#### Goal of the exercise:
Will you transcribe the entries that follow, exactly and in full?

#### Given records:
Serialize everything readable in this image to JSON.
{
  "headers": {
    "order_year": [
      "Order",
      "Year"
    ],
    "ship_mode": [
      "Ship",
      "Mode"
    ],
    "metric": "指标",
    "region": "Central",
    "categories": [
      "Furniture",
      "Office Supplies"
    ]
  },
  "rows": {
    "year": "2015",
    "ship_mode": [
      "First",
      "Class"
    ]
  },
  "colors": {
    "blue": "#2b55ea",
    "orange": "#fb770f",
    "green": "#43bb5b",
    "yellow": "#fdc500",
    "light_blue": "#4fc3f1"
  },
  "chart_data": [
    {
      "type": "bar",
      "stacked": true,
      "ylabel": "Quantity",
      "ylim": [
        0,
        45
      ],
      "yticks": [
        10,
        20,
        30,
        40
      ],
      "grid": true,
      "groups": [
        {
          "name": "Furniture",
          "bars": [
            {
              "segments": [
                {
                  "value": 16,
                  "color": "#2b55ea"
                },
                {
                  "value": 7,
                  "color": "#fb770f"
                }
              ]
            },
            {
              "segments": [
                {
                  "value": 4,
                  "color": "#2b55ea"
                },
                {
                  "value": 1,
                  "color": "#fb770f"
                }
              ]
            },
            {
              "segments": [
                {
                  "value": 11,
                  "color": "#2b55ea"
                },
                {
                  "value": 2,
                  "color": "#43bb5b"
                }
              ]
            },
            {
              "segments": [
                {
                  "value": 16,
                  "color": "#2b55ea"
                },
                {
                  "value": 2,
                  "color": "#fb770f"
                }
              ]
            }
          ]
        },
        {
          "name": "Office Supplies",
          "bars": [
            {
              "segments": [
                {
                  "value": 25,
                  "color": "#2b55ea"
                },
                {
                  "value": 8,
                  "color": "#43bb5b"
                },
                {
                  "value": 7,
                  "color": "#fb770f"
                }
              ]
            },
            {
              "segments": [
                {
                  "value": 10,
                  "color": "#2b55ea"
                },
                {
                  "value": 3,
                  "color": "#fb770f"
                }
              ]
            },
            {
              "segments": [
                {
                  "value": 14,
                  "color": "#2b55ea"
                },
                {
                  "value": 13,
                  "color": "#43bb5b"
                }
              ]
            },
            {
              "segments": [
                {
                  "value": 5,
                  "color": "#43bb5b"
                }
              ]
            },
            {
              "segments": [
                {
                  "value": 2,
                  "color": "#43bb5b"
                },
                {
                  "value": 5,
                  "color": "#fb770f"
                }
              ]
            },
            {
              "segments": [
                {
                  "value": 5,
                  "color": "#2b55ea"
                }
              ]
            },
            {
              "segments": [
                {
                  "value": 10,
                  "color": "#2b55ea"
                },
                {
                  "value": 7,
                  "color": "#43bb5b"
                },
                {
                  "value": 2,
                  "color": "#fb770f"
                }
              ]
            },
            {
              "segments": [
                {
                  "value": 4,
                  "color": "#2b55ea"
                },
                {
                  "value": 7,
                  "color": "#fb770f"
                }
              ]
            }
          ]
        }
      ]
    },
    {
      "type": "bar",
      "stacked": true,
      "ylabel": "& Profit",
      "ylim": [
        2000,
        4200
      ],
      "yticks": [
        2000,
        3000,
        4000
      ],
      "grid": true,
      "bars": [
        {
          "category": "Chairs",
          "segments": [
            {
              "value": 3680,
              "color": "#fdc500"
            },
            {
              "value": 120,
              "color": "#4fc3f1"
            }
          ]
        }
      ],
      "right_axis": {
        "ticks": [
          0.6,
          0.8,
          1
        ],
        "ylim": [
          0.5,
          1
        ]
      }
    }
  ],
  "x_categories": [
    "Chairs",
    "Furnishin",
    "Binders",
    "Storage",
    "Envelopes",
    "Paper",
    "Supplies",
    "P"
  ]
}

#### Solved problem:
Serialize everything readable in this image to JSON.
{
  "headers": {
    "order_year": [
      "Order",
      "Year"
    ],
    "ship_mode": [
      "Ship",
      "Mode"
    ],
    "metric": "指标",
    "region": "Central",
    "categories": [
      "Furniture",
      "Office Supplies"
    ]
  },
  "rows": {
    "year": "2015",
    "ship_mode": [
      "First",
      "Class"
    ]
  },
  "colors": {
    "blue": "#2b55ea",
    "orange": "#fb770f",
    "green": "#43bb5b",
    "yellow": "#fdc500",
    "light_blue": "#4fc3f1"
  },
  "chart_data": [
    {
      "type": "bar",
      "stacked": true,
      "ylabel": "Quantity",
      "ylim": [
        0,
        45
      ],
      "yticks": [
        10,
        20,
        30,
        40
      ],
      "grid": true,
      "groups": [
        {
          "name": "Furniture",
          "bars": [
            {
              "segments": [
                {
                  "value": 16,
                  "color": "#2b55ea"
                },
                {
                  "value": 7,
                  "color": "#fb770f"
                }
              ]
            },
            {
              "segments": [
                {
                  "value": 4,
                  "color": "#2b55ea"
                },
                {
                  "value": 1,
                  "color": "#fb770f"
                }
              ]
            },
            {
              "segments": [
                {
                  "value": 11,
                  "color": "#2b55ea"
                },
                {
                  "value": 2,
                  "color": "#43bb5b"
                }
              ]
            },
            {
              "segments": [
                {
                  "value": 16,
                  "color": "#2b55ea"
                },
                {
                  "value": 2,
                  "color": "#fb770f"
                }
              ]
            }
          ]
        },
        {
          "name": "Office Supplies",
          "bars": [
            {
              "segments": [
                {
                  "value": 25,
                  "color": "#2b55ea"
                },
                {
                  "value": 8,
                  "color": "#43bb5b"
                },
                {
                  "value": 7,
                  "color": "#fb770f"
                }
              ]
            },
            {
              "segments": [
                {
                  "value": 10,
                  "color": "#2b55ea"
                },
                {
                  "value": 3,
                  "color": "#fb770f"
                }
              ]
            },
            {
              "segments": [
                {
                  "value": 14,
                  "color": "#2b55ea"
                },
                {
                  "value": 13,
                  "color": "#43bb5b"
                }
              ]
            },
            {
              "segments": [
                {
                  "value": 5,
                  "color": "#43bb5b"
                }
              ]
            },
            {
              "segments": [
                {
                  "value": 2,
                  "color": "#43bb5b"
                },
                {
                  "value": 5,
                  "color": "#fb770f"
                }
              ]
            },
            {
              "segments": [
                {
                  "value": 5,
                  "color": "#2b55ea"
                }
              ]
            },
            {
              "segments": [
                {
                  "value": 10,
                  "color": "#2b55ea"
                },
                {
                  "value": 7,
                  "color": "#43bb5b"
                },
                {
                  "value": 2,
                  "color": "#fb770f"
                }
              ]
            },
            {
              "segments": [
                {
                  "value": 4,
                  "color": "#2b55ea"
                },
                {
                  "value": 7,
                  "color": "#fb770f"
                }
              ]
            }
          ]
        }
      ]
    },
    {
      "type": "bar",
      "stacked": true,
      "ylabel": "& Profit",
      "ylim": [
        2000,
        4200
      ],
      "yticks": [
        2000,
        3000,
        4000
      ],
      "grid": true,
      "bars": [
        {
          "category": "Chairs",
          "segments": [
            {
              "value": 3680,
              "color": "#fdc500"
            },
            {
              "value": 120,
              "color": "#4fc3f1"
            }
          ]
        }
      ],
      "right_axis": {
        "ticks": [
          0.6,
          0.8,
          1
        ],
        "ylim": [
          0.5,
          1
        ]
      }
    }
  ],
  "x_categories": [
    "Chairs",
    "Furnishin",
    "Binders",
    "Storage",
    "Envelopes",
    "Paper",
    "Supplies",
    "P"
  ]
}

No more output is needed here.